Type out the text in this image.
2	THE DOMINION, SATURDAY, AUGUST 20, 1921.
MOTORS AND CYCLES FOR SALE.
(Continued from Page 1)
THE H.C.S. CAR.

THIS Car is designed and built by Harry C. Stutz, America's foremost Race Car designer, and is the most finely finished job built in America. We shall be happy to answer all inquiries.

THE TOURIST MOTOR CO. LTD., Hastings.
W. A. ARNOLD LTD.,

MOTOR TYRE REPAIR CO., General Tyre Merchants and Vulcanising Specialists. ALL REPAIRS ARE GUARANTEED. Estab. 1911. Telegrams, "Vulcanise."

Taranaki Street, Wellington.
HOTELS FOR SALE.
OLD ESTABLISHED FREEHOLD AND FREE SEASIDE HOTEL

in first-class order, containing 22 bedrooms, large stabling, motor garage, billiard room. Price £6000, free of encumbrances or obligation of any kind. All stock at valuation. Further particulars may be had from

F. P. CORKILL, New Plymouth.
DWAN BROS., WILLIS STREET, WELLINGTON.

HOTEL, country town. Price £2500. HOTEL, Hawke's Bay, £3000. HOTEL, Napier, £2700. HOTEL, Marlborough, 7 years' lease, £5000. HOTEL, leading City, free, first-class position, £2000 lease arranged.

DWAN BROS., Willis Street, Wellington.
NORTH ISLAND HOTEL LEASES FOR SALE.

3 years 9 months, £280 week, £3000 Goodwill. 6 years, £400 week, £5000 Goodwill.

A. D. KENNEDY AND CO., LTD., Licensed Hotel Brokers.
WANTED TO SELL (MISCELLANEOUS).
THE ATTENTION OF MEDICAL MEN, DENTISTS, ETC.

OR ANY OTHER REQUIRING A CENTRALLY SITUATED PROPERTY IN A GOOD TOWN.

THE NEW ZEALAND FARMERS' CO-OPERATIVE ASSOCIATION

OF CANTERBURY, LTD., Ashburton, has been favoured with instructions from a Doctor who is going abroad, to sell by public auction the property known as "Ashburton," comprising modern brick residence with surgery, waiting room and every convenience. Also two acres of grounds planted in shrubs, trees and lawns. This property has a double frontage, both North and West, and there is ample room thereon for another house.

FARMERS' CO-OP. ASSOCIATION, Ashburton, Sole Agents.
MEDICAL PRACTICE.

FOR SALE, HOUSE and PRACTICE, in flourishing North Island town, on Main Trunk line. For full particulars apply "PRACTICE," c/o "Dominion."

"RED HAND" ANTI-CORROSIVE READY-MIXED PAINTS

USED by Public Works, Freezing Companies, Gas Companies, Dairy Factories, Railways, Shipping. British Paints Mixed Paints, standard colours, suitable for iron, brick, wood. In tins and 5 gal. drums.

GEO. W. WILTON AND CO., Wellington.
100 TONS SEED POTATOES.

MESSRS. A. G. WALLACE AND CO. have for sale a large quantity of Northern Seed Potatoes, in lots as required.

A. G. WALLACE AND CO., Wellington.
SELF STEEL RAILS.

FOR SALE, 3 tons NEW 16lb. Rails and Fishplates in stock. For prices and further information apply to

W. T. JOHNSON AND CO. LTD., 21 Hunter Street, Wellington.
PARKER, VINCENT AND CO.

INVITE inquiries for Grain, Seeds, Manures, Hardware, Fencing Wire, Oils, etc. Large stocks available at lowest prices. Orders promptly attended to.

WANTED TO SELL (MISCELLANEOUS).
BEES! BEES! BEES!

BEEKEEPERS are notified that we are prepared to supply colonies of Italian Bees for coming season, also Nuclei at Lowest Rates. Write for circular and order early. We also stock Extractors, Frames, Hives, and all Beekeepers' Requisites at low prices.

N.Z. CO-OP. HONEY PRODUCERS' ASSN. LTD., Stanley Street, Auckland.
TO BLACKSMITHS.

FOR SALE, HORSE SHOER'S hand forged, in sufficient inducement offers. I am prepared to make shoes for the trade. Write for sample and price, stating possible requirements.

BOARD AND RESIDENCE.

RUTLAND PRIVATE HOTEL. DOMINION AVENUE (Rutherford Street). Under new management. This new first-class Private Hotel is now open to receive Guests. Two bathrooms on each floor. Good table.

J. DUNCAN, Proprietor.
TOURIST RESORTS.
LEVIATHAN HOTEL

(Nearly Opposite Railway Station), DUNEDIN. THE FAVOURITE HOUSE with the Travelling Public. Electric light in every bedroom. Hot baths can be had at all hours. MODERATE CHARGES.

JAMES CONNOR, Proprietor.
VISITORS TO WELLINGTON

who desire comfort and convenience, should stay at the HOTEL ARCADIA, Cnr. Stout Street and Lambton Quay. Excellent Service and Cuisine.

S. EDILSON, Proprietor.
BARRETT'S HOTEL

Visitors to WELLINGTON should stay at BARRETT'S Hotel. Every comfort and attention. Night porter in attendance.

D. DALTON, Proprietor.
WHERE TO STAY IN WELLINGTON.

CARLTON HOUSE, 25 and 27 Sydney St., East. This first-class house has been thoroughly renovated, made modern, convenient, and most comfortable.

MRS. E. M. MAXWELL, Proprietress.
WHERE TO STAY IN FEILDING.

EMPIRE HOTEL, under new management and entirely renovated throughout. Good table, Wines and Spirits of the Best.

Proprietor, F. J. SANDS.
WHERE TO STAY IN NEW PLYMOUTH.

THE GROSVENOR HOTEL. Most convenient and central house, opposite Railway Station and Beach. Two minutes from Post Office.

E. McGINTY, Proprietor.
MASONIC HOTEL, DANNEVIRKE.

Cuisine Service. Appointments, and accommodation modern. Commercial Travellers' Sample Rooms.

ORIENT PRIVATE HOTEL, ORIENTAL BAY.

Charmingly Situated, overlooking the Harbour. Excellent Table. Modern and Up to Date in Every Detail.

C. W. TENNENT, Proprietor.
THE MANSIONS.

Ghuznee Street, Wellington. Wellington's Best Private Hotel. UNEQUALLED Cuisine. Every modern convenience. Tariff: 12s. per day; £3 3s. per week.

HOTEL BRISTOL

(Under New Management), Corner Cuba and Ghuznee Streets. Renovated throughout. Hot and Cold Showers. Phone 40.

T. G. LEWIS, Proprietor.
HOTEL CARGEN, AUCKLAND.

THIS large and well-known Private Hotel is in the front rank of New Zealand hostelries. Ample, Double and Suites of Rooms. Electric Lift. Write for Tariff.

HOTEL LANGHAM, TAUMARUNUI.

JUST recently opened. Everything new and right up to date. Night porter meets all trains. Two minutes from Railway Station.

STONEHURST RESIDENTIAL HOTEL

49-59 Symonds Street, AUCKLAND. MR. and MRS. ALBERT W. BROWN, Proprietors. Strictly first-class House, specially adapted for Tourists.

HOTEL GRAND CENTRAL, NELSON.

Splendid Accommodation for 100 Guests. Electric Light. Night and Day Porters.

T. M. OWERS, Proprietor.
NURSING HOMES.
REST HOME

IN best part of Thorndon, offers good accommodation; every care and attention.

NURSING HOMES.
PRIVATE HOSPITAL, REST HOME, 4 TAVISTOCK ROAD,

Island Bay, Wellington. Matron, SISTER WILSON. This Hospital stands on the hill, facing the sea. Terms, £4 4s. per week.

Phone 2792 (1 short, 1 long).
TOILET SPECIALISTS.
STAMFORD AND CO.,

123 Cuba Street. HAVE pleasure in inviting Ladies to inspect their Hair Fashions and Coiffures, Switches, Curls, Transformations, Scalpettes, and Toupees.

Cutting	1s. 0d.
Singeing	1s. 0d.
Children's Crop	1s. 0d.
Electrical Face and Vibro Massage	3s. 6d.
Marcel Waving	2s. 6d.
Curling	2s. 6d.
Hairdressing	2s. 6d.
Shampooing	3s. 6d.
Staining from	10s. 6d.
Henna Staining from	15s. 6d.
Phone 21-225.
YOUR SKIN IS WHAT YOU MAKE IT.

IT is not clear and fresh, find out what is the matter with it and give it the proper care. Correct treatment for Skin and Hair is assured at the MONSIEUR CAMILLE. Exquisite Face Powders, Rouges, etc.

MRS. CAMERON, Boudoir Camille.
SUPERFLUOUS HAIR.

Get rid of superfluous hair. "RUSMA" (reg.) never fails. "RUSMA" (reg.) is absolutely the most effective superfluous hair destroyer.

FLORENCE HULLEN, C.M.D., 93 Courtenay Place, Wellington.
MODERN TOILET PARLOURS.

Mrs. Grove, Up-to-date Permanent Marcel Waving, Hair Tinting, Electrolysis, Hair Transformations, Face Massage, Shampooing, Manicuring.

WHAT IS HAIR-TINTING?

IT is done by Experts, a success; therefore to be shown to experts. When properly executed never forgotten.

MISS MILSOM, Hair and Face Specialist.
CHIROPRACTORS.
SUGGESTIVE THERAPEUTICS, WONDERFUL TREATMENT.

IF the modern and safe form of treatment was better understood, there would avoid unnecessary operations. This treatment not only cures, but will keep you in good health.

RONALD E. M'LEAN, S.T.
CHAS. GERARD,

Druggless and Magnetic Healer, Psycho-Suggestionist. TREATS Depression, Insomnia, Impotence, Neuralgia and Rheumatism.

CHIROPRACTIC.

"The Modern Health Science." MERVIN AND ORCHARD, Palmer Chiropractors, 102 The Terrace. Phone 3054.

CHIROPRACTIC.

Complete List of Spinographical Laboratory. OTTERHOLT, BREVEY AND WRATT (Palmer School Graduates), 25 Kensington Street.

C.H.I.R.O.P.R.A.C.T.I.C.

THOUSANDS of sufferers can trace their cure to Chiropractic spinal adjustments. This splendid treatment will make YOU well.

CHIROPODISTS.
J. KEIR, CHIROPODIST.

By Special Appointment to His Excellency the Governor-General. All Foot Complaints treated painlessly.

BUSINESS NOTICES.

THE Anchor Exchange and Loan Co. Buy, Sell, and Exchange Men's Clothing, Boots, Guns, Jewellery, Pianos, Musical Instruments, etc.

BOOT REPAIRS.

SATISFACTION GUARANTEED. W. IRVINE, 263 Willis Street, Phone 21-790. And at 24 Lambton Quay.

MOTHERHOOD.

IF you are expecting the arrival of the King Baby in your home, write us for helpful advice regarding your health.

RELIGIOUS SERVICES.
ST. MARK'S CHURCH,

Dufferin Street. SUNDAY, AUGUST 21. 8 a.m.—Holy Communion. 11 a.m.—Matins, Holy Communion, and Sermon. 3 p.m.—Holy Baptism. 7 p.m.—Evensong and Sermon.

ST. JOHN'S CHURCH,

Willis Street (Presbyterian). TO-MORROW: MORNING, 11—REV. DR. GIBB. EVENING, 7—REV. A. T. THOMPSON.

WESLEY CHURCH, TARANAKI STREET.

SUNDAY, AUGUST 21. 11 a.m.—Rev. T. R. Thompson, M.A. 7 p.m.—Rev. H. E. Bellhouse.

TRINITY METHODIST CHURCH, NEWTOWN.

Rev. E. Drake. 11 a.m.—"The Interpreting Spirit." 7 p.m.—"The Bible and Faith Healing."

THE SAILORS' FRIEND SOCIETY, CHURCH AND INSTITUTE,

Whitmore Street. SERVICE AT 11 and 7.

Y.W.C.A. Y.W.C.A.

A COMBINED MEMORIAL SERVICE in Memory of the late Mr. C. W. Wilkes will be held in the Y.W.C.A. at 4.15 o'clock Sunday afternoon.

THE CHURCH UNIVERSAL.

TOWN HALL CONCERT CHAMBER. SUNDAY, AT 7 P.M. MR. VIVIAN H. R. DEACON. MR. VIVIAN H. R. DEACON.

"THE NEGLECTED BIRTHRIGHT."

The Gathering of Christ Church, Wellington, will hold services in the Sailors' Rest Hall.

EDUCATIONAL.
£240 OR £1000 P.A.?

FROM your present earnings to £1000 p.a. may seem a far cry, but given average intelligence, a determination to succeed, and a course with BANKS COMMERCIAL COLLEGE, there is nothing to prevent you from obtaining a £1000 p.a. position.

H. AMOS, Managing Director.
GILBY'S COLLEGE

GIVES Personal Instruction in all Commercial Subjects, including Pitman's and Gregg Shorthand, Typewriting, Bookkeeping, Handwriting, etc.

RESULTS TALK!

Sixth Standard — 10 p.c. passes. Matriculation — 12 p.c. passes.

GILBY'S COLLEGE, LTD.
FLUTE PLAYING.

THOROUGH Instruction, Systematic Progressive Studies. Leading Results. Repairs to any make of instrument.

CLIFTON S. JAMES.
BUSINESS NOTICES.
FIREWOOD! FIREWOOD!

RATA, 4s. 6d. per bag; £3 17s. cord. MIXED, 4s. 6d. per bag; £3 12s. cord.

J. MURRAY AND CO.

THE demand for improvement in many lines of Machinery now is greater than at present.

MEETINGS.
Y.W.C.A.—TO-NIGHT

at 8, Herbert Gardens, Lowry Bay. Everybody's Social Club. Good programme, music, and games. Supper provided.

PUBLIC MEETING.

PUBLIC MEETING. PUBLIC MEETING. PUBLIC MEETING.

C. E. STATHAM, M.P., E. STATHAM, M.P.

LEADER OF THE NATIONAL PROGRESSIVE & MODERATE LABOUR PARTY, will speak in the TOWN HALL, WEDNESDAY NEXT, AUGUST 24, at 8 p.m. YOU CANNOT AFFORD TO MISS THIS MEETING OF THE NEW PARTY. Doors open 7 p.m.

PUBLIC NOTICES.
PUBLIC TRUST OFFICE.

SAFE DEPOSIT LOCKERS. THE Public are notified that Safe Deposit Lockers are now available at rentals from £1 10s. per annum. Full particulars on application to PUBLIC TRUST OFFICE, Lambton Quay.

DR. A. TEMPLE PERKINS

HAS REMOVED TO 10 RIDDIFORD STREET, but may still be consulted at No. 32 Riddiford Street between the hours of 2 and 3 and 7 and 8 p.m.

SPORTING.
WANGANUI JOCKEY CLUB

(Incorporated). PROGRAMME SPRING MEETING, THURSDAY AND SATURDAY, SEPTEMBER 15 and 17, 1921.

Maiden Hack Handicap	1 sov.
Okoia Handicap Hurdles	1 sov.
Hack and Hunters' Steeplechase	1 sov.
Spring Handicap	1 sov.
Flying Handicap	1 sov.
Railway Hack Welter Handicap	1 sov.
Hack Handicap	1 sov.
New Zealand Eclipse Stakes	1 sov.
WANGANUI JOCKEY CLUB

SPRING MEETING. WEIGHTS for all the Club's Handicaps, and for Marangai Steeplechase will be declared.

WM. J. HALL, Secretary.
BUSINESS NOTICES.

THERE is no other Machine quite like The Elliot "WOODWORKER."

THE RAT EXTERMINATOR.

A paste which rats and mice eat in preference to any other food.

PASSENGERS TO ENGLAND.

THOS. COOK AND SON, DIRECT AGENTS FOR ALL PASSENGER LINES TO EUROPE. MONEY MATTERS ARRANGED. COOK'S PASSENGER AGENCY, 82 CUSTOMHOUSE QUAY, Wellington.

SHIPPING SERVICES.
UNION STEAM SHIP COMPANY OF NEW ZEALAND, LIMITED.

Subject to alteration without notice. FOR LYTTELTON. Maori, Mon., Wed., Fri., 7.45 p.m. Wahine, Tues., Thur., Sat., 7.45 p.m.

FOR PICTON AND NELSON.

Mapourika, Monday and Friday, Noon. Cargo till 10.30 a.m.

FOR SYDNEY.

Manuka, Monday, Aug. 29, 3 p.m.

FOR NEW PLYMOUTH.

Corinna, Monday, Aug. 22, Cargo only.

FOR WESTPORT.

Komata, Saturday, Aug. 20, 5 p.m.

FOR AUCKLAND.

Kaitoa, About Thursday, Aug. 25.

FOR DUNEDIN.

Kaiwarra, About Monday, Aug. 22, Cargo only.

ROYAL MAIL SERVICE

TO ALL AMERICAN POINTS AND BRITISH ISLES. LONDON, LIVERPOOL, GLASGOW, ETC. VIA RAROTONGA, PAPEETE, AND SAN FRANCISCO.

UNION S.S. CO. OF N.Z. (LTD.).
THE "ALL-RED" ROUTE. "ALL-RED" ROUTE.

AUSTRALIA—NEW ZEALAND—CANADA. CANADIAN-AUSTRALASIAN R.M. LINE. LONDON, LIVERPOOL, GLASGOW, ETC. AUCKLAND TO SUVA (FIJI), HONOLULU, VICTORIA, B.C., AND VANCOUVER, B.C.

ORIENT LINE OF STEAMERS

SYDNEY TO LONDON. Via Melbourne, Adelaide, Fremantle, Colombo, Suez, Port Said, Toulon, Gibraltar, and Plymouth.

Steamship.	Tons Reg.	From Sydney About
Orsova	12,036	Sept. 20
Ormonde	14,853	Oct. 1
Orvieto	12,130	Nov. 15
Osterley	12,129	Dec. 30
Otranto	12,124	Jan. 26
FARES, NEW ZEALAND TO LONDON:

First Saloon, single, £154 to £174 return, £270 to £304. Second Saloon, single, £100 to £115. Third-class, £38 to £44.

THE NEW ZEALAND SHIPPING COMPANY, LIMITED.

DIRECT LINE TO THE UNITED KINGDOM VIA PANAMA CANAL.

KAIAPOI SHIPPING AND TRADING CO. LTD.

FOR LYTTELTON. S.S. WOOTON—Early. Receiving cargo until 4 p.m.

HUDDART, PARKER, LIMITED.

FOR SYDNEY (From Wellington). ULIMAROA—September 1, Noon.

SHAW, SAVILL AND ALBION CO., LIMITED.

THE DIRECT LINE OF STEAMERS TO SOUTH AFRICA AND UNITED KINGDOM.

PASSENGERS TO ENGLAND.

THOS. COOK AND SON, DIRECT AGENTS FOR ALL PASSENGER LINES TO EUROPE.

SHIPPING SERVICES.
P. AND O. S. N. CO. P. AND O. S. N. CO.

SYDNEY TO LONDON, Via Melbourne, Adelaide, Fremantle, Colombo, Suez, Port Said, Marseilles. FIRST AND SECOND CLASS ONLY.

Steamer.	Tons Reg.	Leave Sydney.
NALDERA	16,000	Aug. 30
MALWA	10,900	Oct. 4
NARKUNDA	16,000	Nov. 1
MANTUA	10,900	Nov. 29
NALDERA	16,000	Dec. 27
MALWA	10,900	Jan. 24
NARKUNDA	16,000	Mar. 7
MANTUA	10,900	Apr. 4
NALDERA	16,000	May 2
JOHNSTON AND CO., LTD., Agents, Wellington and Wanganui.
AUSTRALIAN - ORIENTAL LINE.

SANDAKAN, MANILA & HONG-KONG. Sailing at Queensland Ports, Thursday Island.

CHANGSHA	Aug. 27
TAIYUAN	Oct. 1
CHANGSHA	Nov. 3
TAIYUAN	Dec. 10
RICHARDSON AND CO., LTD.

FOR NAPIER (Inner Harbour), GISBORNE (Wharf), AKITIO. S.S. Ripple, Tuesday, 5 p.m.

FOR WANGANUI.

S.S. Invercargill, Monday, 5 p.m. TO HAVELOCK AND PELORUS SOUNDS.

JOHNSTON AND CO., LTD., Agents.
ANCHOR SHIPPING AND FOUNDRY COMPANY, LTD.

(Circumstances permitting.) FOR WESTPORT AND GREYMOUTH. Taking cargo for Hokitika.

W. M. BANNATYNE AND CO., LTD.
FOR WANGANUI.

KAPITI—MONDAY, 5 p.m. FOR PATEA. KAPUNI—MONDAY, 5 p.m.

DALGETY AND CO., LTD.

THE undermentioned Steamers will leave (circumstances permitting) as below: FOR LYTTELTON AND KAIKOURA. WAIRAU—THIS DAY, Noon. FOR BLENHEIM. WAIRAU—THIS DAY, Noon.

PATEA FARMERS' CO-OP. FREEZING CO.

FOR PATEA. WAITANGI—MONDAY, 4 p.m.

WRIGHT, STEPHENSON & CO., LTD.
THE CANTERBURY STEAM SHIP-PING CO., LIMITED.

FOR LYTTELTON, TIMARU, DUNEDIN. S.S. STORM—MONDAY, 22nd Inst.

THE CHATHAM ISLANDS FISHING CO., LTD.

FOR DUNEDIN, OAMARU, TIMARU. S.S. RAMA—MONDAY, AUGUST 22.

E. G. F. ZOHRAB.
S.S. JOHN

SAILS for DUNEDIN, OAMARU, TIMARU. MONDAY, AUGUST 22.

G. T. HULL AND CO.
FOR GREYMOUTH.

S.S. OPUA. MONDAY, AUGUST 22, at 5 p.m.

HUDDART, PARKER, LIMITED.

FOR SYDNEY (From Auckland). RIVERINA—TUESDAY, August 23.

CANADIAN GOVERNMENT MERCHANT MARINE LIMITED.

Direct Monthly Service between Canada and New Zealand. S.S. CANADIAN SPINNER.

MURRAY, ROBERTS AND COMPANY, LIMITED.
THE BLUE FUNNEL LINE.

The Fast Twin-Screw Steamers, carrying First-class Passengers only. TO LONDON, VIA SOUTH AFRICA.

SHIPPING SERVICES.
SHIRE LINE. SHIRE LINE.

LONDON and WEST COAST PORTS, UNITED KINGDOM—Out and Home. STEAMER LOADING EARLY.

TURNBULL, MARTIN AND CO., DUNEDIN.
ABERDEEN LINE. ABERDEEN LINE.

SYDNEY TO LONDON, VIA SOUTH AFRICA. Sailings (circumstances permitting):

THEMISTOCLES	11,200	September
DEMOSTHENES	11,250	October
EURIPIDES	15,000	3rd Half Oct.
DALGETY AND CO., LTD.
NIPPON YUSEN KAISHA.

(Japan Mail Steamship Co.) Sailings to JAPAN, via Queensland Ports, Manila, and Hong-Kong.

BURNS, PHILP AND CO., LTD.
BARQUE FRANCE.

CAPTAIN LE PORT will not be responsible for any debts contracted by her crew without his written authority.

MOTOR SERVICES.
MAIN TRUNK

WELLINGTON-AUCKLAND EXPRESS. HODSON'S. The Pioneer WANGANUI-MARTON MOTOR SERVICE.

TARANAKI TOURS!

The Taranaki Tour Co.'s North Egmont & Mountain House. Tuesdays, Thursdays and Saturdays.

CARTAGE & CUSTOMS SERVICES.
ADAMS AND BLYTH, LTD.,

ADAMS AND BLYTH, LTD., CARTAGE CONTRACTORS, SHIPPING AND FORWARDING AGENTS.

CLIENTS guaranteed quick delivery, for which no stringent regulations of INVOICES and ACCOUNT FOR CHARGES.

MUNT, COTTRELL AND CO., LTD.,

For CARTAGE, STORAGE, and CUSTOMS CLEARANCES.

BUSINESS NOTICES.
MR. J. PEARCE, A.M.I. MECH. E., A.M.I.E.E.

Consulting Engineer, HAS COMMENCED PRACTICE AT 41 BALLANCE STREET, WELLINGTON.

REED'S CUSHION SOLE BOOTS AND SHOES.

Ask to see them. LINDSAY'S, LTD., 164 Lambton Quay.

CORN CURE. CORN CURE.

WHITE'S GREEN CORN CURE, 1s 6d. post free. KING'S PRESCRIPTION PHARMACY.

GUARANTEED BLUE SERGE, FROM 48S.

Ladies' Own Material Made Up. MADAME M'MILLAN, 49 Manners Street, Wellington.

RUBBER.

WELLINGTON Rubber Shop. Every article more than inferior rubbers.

------------------------------------------------------------

OBJECTIVE – In the lines above, locate the string "CANTERBURY". Copy every line where it occurs.

SOLUTION FOR THIS PROBLEM –
OF CANTERBURY, LTD., Ashburton, has been favoured with instructions from a Doctor who is going abroad, to sell by public auction the property known as "Ashburton," comprising modern brick residence with surgery, waiting room and every convenience. Also two acres of grounds planted in shrubs, trees and lawns. This property has a double frontage, both North and West, and there is ample room thereon for another house.
THE CANTERBURY STEAM SHIP-PING CO., LIMITED.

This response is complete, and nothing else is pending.